Traub is able to create a world with a distinctive visual language, a unique sound palette and a well-defined range of movement - a significant excitement for any artist, and especially for a debut work. In much of the piece, the dancers move in unison, echoing each other, reflecting through movement the sound emanating from their bodies, also duplicated. The well-synchronized execution repeats throughout, weaving measured, precise angular hand movements with small gestures of a head on its axis or eyelashes flickering in an artificial manner. Some parts of the choreography are too long or end for no apparent reason, but this does not diminish from the full experience of the whole, which is also assisted by the sincere and dedicated performance of the exceptional dancers. Traub’s language is new and requires another work or two to become more refined, and then more comprehensible to the audience, but it is already clear now that this new language is profound and intriguing.

A key moment of the dance involves a doubling of the happenings on the stage - an artistic ruse called myse en abyme, when the “internal” part reflects the work it is embedded in (like a story within a story, or a film within a film). Traub is at the back of the stage, opening a hidden box in the wall, which is discovered to be a small, greenish stage, and she enters it after taking off her shoes. Standing in the middle of the small stage, which itself is in the middle of the big stage, she turns her back to the audience and a guitar is strumming in the background. Traub’s voice joins the music, starting with choking sobs, that become clearer and clearer - but also more orderly, musical. The cry becomes a song. This moment encapsulates the work’s underlying essence - the pain becomes a source of art, and this art, as Traub express it, can create beauty from darkness. In this sense, Traub’s song is not siren-like, but rather belongs to another mythological hero - Orpheus.

**WHAT YOU ARE ASKED TO DO**.
In the dance review, what does Traub do before she enters the small, greenish stage?

**RECORDS**.
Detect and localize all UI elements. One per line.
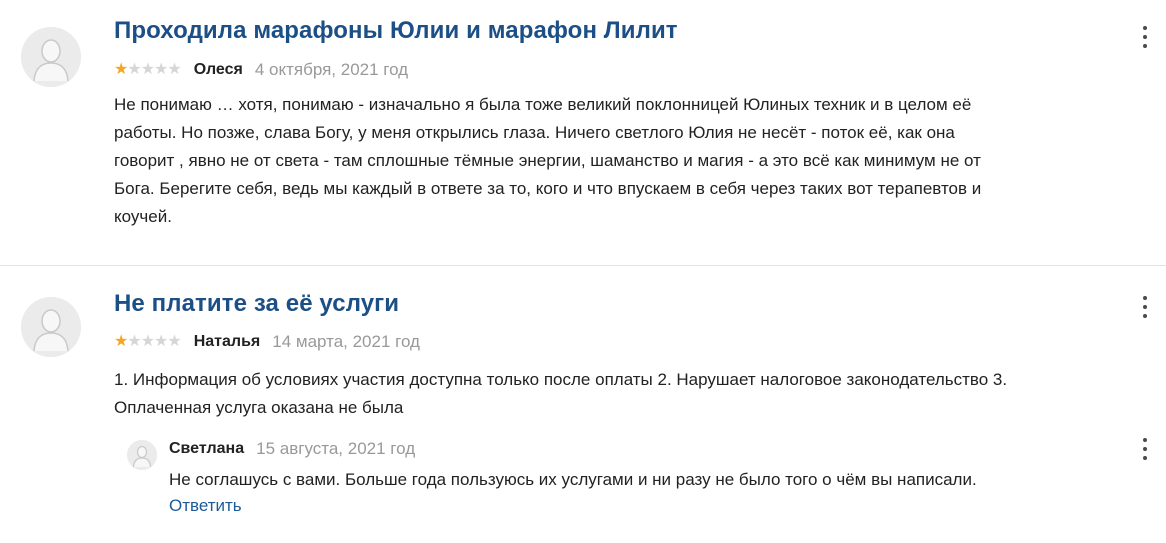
review-text-line: работы. Но позже, слава Богу, у меня отк…: [114, 123, 955, 142]
star-empty-icon: ★: [154, 333, 168, 350]
review-text-line: Не понимаю … хотя, понимаю - изначально …: [114, 95, 972, 114]
review-meta: ★ ★ ★ ★ ★ Олеся 4 октября, 2021 год: [114, 60, 408, 80]
star-filled-icon: ★: [114, 333, 128, 350]
kebab-menu-icon[interactable]: [1140, 438, 1150, 460]
user-silhouette-icon: [21, 297, 81, 357]
review-title[interactable]: Проходила марафоны Юлии и марафон Лилит: [114, 17, 678, 45]
reply-meta: Светлана 15 августа, 2021 год: [169, 439, 415, 459]
review-date: 14 марта, 2021 год: [272, 332, 420, 351]
kebab-menu-icon[interactable]: [1140, 26, 1150, 48]
kebab-menu-icon[interactable]: [1140, 296, 1150, 318]
review-text: Не понимаю … хотя, понимаю - изначально …: [114, 91, 1154, 231]
review-text-line: коучей.: [114, 207, 172, 226]
reply-avatar: [127, 440, 157, 470]
star-empty-icon: ★: [127, 333, 141, 350]
reply-button[interactable]: Ответить: [169, 496, 242, 516]
review-date: 4 октября, 2021 год: [254, 60, 409, 79]
review-card: Проходила марафоны Юлии и марафон Лилит …: [0, 0, 1166, 265]
review-text-line: Оплаченная услуга оказана не была: [114, 398, 404, 417]
review-title[interactable]: Не платите за её услуги: [114, 290, 399, 318]
review-text-line: Бога. Берегите себя, ведь мы каждый в от…: [114, 179, 982, 198]
star-empty-icon: ★: [154, 61, 168, 78]
review-text-line: 1. Информация об условиях участия доступ…: [114, 370, 1008, 389]
review-text-line: говорит , явно не от света - там сплошны…: [114, 151, 981, 170]
reply-author-name: Светлана: [169, 440, 245, 457]
reply-text: Не соглашусь с вами. Больше года пользую…: [169, 470, 977, 489]
star-empty-icon: ★: [127, 61, 141, 78]
rating-stars: ★ ★ ★ ★ ★: [114, 61, 182, 78]
review-meta: ★ ★ ★ ★ ★ Наталья 14 марта, 2021 год: [114, 332, 420, 352]
star-filled-icon: ★: [114, 61, 128, 78]
author-name: Наталья: [193, 333, 261, 350]
review-text: 1. Информация об условиях участия доступ…: [114, 366, 1154, 422]
avatar: [21, 297, 81, 357]
star-empty-icon: ★: [167, 333, 181, 350]
star-empty-icon: ★: [167, 61, 181, 78]
reply-date: 15 августа, 2021 год: [256, 439, 416, 458]
author-name: Олеся: [193, 61, 243, 78]
user-silhouette-icon: [21, 27, 81, 87]
review-card: Не платите за её услуги ★ ★ ★ ★ ★ Наталь…: [0, 266, 1166, 543]
avatar: [21, 27, 81, 87]
star-empty-icon: ★: [140, 333, 155, 350]
rating-stars: ★ ★ ★ ★ ★: [114, 333, 182, 350]
user-silhouette-icon: [127, 440, 157, 470]
star-empty-icon: ★: [140, 61, 155, 78]
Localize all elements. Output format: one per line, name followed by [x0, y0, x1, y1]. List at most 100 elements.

**RESPONSE**.
She takes off her shoes.